## EXERCISE BRIEF
Transcribe the material word for word, but without the images.

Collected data
--- BEGIN ---

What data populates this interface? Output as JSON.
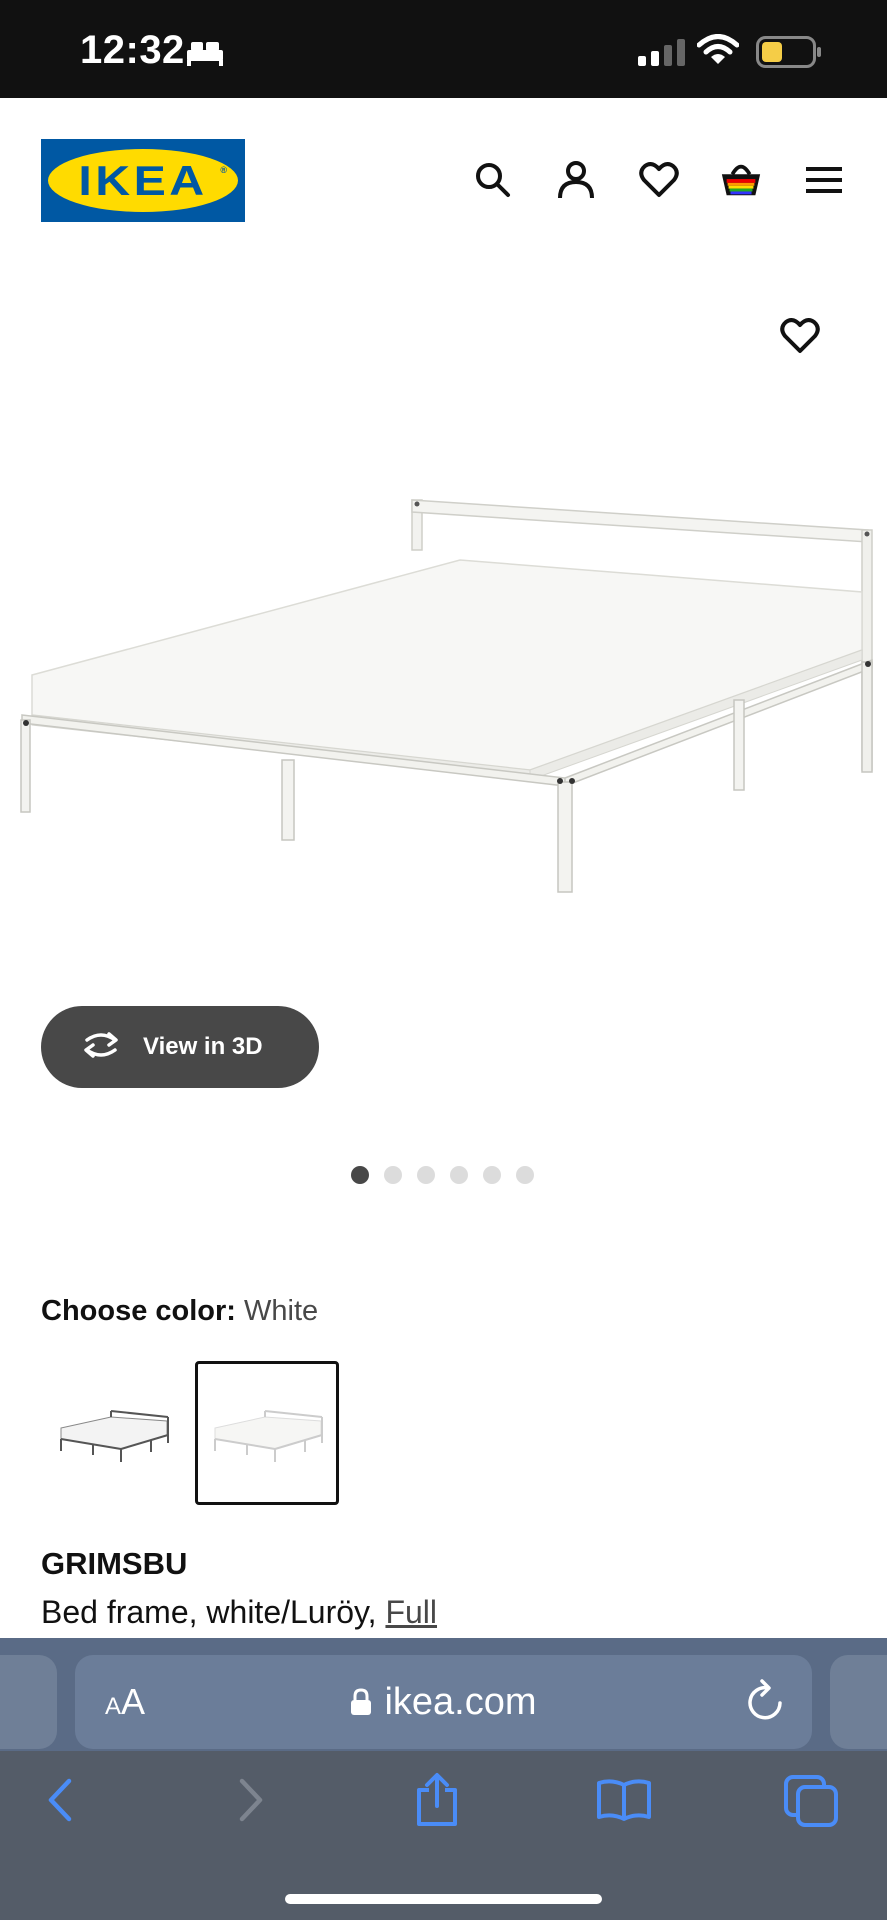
{
  "status_bar": {
    "time": "12:32"
  },
  "header": {
    "logo_text": "IKEA",
    "icons": [
      "search-icon",
      "account-icon",
      "favorites-icon",
      "shopping-bag-icon",
      "menu-icon"
    ]
  },
  "gallery": {
    "view_3d_label": "View in 3D",
    "image_count": 6,
    "active_index": 0
  },
  "product": {
    "choose_color_label": "Choose color:",
    "color_value": "White",
    "swatches": [
      "dark-gray",
      "white"
    ],
    "selected_swatch": 1,
    "name": "GRIMSBU",
    "description_prefix": "Bed frame, white/Luröy, ",
    "size_link": "Full"
  },
  "browser": {
    "aa_small": "A",
    "aa_large": "A",
    "url": "ikea.com"
  },
  "colors": {
    "ikea_blue": "#0058a3",
    "ikea_yellow": "#ffdb00",
    "dark_pill": "#484848",
    "safari_bar": "#5a6b86",
    "safari_icon": "#4a8cf7"
  }
}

--- END ---

## ANSWER TO THIS TASK
What data populates this interface? Output as JSON.
{
  "status_bar": {
    "time": "12:32"
  },
  "header": {
    "logo_text": "IKEA",
    "icons": [
      "search-icon",
      "account-icon",
      "favorites-icon",
      "shopping-bag-icon",
      "menu-icon"
    ]
  },
  "gallery": {
    "view_3d_label": "View in 3D",
    "image_count": 6,
    "active_index": 0
  },
  "product": {
    "choose_color_label": "Choose color:",
    "color_value": "White",
    "swatches": [
      "dark-gray",
      "white"
    ],
    "selected_swatch": 1,
    "name": "GRIMSBU",
    "description_prefix": "Bed frame, white/Luröy, ",
    "size_link": "Full"
  },
  "browser": {
    "aa_small": "A",
    "aa_large": "A",
    "url": "ikea.com"
  },
  "colors": {
    "ikea_blue": "#0058a3",
    "ikea_yellow": "#ffdb00",
    "dark_pill": "#484848",
    "safari_bar": "#5a6b86",
    "safari_icon": "#4a8cf7"
  }
}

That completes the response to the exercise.